| Set exercise |
Render every line of the items below as a Markdown table with the columns Row and Text, numbering each row and skipping blank lines. Leave the pictures out.

| Information supplied |
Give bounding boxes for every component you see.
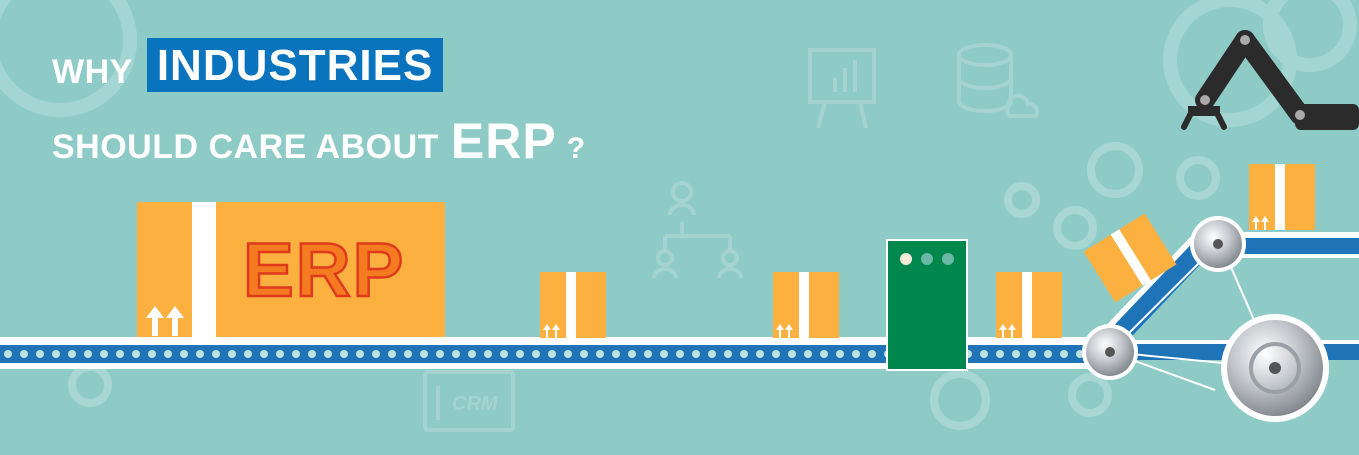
conveyor-bead (996, 350, 1004, 358)
conveyor-bead (372, 350, 380, 358)
headline-should-care: SHOULD CARE ABOUT (52, 128, 439, 166)
conveyor-bead (292, 350, 300, 358)
erp-box-label: ERP (243, 228, 405, 313)
conveyor-bead (356, 350, 364, 358)
conveyor-bead (980, 350, 988, 358)
conveyor-bead (340, 350, 348, 358)
conveyor-bead (420, 350, 428, 358)
conveyor-bead (740, 350, 748, 358)
headline-question-mark: ? (566, 132, 586, 165)
crm-card-icon (423, 370, 515, 432)
conveyor-bead (580, 350, 588, 358)
database-cloud-icon (957, 43, 1040, 118)
conveyor-bead (260, 350, 268, 358)
conveyor-bead (756, 350, 764, 358)
conveyor-bead (612, 350, 620, 358)
conveyor-bead (548, 350, 556, 358)
headline-why: WHY (52, 52, 133, 91)
conveyor-bead (484, 350, 492, 358)
conveyor-bead (708, 350, 716, 358)
product-box (540, 272, 606, 338)
conveyor-bead (516, 350, 524, 358)
conveyor-bead (100, 350, 108, 358)
product-box (773, 272, 839, 338)
erp-box (137, 202, 445, 337)
conveyor-bead (836, 350, 844, 358)
conveyor-bead (4, 350, 12, 358)
conveyor-bead (116, 350, 124, 358)
conveyor-bead (676, 350, 684, 358)
conveyor-bead (564, 350, 572, 358)
conveyor-bead (868, 350, 876, 358)
conveyor-bead (644, 350, 652, 358)
conveyor-bead (244, 350, 252, 358)
robot-arm-icon (1181, 30, 1359, 130)
conveyor-bead (52, 350, 60, 358)
conveyor-bead (228, 350, 236, 358)
conveyor-bead (308, 350, 316, 358)
conveyor-bead (468, 350, 476, 358)
conveyor-bead (68, 350, 76, 358)
conveyor-bead (404, 350, 412, 358)
conveyor-bead (36, 350, 44, 358)
conveyor-bead (180, 350, 188, 358)
tilted-box (1083, 213, 1177, 303)
conveyor-bead (196, 350, 204, 358)
product-box (1249, 164, 1315, 230)
conveyor-bead (1028, 350, 1036, 358)
conveyor-bead (692, 350, 700, 358)
conveyor-bead (452, 350, 460, 358)
conveyor-bead (388, 350, 396, 358)
headline-erp: ERP (450, 113, 557, 169)
conveyor-bead (532, 350, 540, 358)
headline-industries: INDUSTRIES (146, 38, 444, 92)
conveyor-bead (500, 350, 508, 358)
org-chart-icon (652, 181, 743, 279)
conveyor-bead (212, 350, 220, 358)
background-gear-icon (0, 0, 1357, 127)
conveyor-bead (772, 350, 780, 358)
gear-icon (1082, 216, 1329, 422)
conveyor-bead (324, 350, 332, 358)
conveyor-bead (596, 350, 604, 358)
chart-board-icon (808, 48, 876, 129)
conveyor-bead (132, 350, 140, 358)
conveyor-bead (628, 350, 636, 358)
conveyor-bead (788, 350, 796, 358)
background-gear-icon (68, 142, 1220, 430)
conveyor-bead (164, 350, 172, 358)
sorting-machine (886, 239, 968, 371)
conveyor-bead (852, 350, 860, 358)
crm-label: CRM (452, 393, 499, 415)
conveyor-bead (148, 350, 156, 358)
conveyor-bead (804, 350, 812, 358)
headline: WHY INDUSTRIES SHOULD CARE ABOUT ERP ? (52, 38, 585, 169)
conveyor-bead (436, 350, 444, 358)
conveyor-bead (1060, 350, 1068, 358)
product-box (996, 272, 1062, 338)
conveyor-bead (1012, 350, 1020, 358)
conveyor-bead (84, 350, 92, 358)
conveyor-bead (660, 350, 668, 358)
conveyor-bead (1044, 350, 1052, 358)
conveyor-bead (276, 350, 284, 358)
conveyor-bead (20, 350, 28, 358)
conveyor-bead (724, 350, 732, 358)
conveyor-bead (820, 350, 828, 358)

| Finished exercise |
| Row | Text |
|---|---|
| 1 | Give bounding boxes for every component you see. |
| 2 | conveyor-bead (996, 350, 1004, 358) |
| 3 | conveyor-bead (372, 350, 380, 358) |
| 4 | headline-should-care: SHOULD CARE ABOUT (52, 128, 439, 166) |
| 5 | conveyor-bead (292, 350, 300, 358) |
| 6 | erp-box-label: ERP (243, 228, 405, 313) |
| 7 | conveyor-bead (356, 350, 364, 358) |
| 8 | conveyor-bead (980, 350, 988, 358) |
| 9 | conveyor-bead (340, 350, 348, 358) |
| 10 | conveyor-bead (420, 350, 428, 358) |
| 11 | conveyor-bead (740, 350, 748, 358) |
| 12 | headline-question-mark: ? (566, 132, 586, 165) |
| 13 | crm-card-icon (423, 370, 515, 432) |
| 14 | conveyor-bead (580, 350, 588, 358) |
| 15 | database-cloud-icon (957, 43, 1040, 118) |
| 16 | conveyor-bead (260, 350, 268, 358) |
| 17 | conveyor-bead (756, 350, 764, 358) |
| 18 | conveyor-bead (612, 350, 620, 358) |
| 19 | conveyor-bead (548, 350, 556, 358) |
| 20 | headline-why: WHY (52, 52, 133, 91) |
| 21 | conveyor-bead (484, 350, 492, 358) |
| 22 | conveyor-bead (708, 350, 716, 358) |
| 23 | product-box (540, 272, 606, 338) |
| 24 | conveyor-bead (516, 350, 524, 358) |
| 25 | conveyor-bead (100, 350, 108, 358) |
| 26 | product-box (773, 272, 839, 338) |
| 27 | erp-box (137, 202, 445, 337) |
| 28 | conveyor-bead (836, 350, 844, 358) |
| 29 | conveyor-bead (4, 350, 12, 358) |
| 30 | conveyor-bead (116, 350, 124, 358) |
| 31 | conveyor-bead (676, 350, 684, 358) |
| 32 | conveyor-bead (564, 350, 572, 358) |
| 33 | conveyor-bead (868, 350, 876, 358) |
| 34 | conveyor-bead (644, 350, 652, 358) |
| 35 | conveyor-bead (244, 350, 252, 358) |
| 36 | robot-arm-icon (1181, 30, 1359, 130) |
| 37 | conveyor-bead (52, 350, 60, 358) |
| 38 | conveyor-bead (228, 350, 236, 358) |
| 39 | conveyor-bead (308, 350, 316, 358) |
| 40 | conveyor-bead (468, 350, 476, 358) |
| 41 | conveyor-bead (68, 350, 76, 358) |
| 42 | conveyor-bead (404, 350, 412, 358) |
| 43 | conveyor-bead (36, 350, 44, 358) |
| 44 | conveyor-bead (180, 350, 188, 358) |
| 45 | tilted-box (1083, 213, 1177, 303) |
| 46 | conveyor-bead (196, 350, 204, 358) |
| 47 | product-box (1249, 164, 1315, 230) |
| 48 | conveyor-bead (1028, 350, 1036, 358) |
| 49 | conveyor-bead (692, 350, 700, 358) |
| 50 | conveyor-bead (452, 350, 460, 358) |
| 51 | conveyor-bead (388, 350, 396, 358) |
| 52 | headline-erp: ERP (450, 113, 557, 169) |
| 53 | conveyor-bead (532, 350, 540, 358) |
| 54 | headline-industries: INDUSTRIES (146, 38, 444, 92) |
| 55 | conveyor-bead (500, 350, 508, 358) |
| 56 | org-chart-icon (652, 181, 743, 279) |
| 57 | conveyor-bead (212, 350, 220, 358) |
| 58 | background-gear-icon (0, 0, 1357, 127) |
| 59 | conveyor-bead (772, 350, 780, 358) |
| 60 | gear-icon (1082, 216, 1329, 422) |
| 61 | conveyor-bead (324, 350, 332, 358) |
| 62 | conveyor-bead (596, 350, 604, 358) |
| 63 | chart-board-icon (808, 48, 876, 129) |
| 64 | conveyor-bead (132, 350, 140, 358) |
| 65 | conveyor-bead (628, 350, 636, 358) |
| 66 | conveyor-bead (788, 350, 796, 358) |
| 67 | background-gear-icon (68, 142, 1220, 430) |
| 68 | conveyor-bead (164, 350, 172, 358) |
| 69 | sorting-machine (886, 239, 968, 371) |
| 70 | conveyor-bead (852, 350, 860, 358) |
| 71 | crm-label: CRM (452, 393, 499, 415) |
| 72 | conveyor-bead (148, 350, 156, 358) |
| 73 | conveyor-bead (804, 350, 812, 358) |
| 74 | headline: WHY INDUSTRIES SHOULD CARE ABOUT ERP ? (52, 38, 585, 169) |
| 75 | conveyor-bead (436, 350, 444, 358) |
| 76 | conveyor-bead (1060, 350, 1068, 358) |
| 77 | product-box (996, 272, 1062, 338) |
| 78 | conveyor-bead (1012, 350, 1020, 358) |
| 79 | conveyor-bead (84, 350, 92, 358) |
| 80 | conveyor-bead (660, 350, 668, 358) |
| 81 | conveyor-bead (1044, 350, 1052, 358) |
| 82 | conveyor-bead (276, 350, 284, 358) |
| 83 | conveyor-bead (20, 350, 28, 358) |
| 84 | conveyor-bead (724, 350, 732, 358) |
| 85 | conveyor-bead (820, 350, 828, 358) |